■ INSTRUCTIONS FOR THE TASK ■
Search the data for the word "JSON" and copy every line that contains it.

** start RECORD EXCERPTS **

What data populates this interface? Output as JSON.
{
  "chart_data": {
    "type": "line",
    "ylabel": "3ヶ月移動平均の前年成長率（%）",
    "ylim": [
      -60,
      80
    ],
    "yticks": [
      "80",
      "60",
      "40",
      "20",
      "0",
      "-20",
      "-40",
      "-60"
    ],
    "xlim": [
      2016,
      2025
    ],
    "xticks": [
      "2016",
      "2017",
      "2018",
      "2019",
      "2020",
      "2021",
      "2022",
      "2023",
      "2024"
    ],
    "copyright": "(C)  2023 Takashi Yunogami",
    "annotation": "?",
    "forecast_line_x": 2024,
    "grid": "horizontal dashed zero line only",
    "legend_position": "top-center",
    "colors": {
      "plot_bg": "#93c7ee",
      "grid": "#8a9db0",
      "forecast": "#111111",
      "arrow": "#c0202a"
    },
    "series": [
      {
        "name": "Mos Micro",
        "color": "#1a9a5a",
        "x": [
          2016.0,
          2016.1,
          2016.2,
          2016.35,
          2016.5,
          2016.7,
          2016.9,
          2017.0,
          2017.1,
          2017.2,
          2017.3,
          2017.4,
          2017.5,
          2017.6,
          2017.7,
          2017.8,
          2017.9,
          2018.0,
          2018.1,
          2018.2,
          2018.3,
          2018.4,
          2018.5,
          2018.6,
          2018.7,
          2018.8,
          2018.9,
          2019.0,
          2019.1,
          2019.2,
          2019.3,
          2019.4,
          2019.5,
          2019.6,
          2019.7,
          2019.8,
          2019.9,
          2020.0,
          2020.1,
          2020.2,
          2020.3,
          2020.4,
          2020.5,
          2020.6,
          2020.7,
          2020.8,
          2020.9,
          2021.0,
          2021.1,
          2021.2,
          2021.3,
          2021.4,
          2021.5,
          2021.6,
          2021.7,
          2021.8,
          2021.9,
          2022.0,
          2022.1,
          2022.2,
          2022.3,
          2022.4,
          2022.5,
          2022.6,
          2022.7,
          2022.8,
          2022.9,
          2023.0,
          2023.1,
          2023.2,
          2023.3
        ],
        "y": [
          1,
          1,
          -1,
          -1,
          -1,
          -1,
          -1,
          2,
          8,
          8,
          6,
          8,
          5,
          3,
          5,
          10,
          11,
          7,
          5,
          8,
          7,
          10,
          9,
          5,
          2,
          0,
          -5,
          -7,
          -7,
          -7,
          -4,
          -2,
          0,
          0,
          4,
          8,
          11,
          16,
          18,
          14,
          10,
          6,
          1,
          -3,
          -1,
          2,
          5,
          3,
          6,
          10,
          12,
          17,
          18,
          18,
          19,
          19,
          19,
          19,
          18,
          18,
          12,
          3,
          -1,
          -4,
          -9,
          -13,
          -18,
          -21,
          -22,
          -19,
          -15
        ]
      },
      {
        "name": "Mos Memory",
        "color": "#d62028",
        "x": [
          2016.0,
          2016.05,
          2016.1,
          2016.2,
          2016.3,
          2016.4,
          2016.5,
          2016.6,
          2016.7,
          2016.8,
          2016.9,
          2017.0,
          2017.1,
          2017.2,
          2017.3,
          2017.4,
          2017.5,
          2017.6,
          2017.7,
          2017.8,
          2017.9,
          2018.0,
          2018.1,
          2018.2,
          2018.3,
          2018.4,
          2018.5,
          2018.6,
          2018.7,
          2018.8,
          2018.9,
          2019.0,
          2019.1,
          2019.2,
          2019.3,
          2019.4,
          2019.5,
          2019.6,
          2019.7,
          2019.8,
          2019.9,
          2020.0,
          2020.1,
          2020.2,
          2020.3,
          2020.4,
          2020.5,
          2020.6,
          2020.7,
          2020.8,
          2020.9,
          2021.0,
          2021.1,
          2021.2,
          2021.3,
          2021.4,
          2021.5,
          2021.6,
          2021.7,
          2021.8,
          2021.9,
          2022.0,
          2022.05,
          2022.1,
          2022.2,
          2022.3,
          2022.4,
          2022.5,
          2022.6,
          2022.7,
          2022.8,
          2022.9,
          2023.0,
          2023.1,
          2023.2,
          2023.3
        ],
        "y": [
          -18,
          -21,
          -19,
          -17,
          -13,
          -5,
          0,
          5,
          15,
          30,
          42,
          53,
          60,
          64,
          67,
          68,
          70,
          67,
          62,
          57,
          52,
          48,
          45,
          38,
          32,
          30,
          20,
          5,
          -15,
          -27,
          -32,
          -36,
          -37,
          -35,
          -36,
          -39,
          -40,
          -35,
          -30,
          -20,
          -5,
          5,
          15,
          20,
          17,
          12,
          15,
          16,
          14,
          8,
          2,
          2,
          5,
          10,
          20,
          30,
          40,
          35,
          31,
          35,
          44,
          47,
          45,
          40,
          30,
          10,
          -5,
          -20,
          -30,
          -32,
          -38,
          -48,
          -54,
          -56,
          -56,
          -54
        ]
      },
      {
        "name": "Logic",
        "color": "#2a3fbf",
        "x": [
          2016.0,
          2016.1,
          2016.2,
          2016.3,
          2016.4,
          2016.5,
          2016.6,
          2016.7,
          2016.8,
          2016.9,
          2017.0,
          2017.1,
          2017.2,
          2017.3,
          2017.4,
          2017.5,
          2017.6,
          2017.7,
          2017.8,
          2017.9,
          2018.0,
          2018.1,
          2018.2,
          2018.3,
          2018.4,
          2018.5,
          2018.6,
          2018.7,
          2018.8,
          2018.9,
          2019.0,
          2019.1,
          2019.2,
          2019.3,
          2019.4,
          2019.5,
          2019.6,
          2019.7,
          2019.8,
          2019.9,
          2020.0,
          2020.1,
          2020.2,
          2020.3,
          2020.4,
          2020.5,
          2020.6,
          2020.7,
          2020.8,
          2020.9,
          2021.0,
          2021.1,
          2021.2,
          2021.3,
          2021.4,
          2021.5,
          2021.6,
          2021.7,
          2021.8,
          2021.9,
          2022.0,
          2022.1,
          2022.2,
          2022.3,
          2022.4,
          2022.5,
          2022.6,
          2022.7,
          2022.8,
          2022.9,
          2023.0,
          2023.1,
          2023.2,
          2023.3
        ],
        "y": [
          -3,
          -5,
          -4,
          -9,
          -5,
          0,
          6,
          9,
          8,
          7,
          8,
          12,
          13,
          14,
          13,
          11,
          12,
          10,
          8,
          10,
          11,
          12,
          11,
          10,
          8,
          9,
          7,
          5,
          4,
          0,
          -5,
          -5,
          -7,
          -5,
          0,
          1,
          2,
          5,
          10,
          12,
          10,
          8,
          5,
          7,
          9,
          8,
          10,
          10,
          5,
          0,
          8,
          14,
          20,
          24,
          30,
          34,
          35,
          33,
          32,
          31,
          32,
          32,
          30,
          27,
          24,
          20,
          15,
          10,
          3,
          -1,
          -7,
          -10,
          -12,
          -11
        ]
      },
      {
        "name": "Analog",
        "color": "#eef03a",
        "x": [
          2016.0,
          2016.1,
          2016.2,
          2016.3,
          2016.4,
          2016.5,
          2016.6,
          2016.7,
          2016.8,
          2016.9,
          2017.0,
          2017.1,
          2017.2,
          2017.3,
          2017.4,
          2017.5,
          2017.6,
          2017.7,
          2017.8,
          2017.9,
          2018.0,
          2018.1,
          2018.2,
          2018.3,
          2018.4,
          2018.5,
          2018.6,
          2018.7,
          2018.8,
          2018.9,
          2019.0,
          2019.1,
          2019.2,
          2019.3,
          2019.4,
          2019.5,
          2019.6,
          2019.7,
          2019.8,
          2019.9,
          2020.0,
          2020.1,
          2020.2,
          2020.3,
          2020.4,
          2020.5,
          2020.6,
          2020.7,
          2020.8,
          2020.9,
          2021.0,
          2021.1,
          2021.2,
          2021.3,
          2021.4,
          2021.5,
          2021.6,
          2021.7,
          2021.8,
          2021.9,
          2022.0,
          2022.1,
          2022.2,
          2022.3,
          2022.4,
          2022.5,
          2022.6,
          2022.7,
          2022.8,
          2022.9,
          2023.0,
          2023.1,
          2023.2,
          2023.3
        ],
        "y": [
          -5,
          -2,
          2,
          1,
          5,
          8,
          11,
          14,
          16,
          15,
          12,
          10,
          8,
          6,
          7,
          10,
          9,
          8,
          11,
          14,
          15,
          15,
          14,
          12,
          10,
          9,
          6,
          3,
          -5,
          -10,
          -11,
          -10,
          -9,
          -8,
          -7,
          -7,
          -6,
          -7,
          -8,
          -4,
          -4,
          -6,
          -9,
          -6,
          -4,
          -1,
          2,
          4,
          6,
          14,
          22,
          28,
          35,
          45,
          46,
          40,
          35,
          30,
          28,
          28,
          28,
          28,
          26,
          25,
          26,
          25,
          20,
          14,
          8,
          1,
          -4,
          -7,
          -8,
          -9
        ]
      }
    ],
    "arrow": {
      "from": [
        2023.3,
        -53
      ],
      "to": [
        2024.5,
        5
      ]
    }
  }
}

** end RECORD EXCERPTS **
** start RECORD EXCERPTS **

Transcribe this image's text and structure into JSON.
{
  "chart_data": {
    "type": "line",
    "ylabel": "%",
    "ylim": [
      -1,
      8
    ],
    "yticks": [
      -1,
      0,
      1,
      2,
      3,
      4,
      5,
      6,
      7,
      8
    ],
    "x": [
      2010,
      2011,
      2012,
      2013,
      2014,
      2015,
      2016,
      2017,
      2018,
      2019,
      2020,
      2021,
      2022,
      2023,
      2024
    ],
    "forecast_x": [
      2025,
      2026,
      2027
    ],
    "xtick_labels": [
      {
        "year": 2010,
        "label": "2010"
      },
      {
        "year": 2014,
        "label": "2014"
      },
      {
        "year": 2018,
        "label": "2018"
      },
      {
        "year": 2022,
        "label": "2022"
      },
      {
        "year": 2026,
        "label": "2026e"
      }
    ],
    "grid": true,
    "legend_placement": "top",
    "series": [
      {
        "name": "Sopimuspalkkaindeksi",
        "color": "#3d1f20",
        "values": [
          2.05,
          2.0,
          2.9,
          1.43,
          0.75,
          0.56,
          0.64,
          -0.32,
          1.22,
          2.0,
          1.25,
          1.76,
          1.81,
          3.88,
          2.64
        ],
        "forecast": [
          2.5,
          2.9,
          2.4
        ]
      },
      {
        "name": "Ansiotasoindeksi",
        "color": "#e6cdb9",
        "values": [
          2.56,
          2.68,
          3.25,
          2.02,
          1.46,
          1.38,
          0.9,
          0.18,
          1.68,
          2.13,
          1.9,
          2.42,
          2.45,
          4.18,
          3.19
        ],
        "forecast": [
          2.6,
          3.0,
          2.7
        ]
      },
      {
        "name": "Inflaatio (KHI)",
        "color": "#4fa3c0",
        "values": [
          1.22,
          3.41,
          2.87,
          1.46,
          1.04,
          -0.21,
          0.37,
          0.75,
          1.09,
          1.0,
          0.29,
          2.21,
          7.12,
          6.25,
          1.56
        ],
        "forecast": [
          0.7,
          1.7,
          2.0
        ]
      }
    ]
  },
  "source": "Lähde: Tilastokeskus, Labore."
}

** end RECORD EXCERPTS **

■ EXERCISE ANSWER ■
What data populates this interface? Output as JSON.
Transcribe this image's text and structure into JSON.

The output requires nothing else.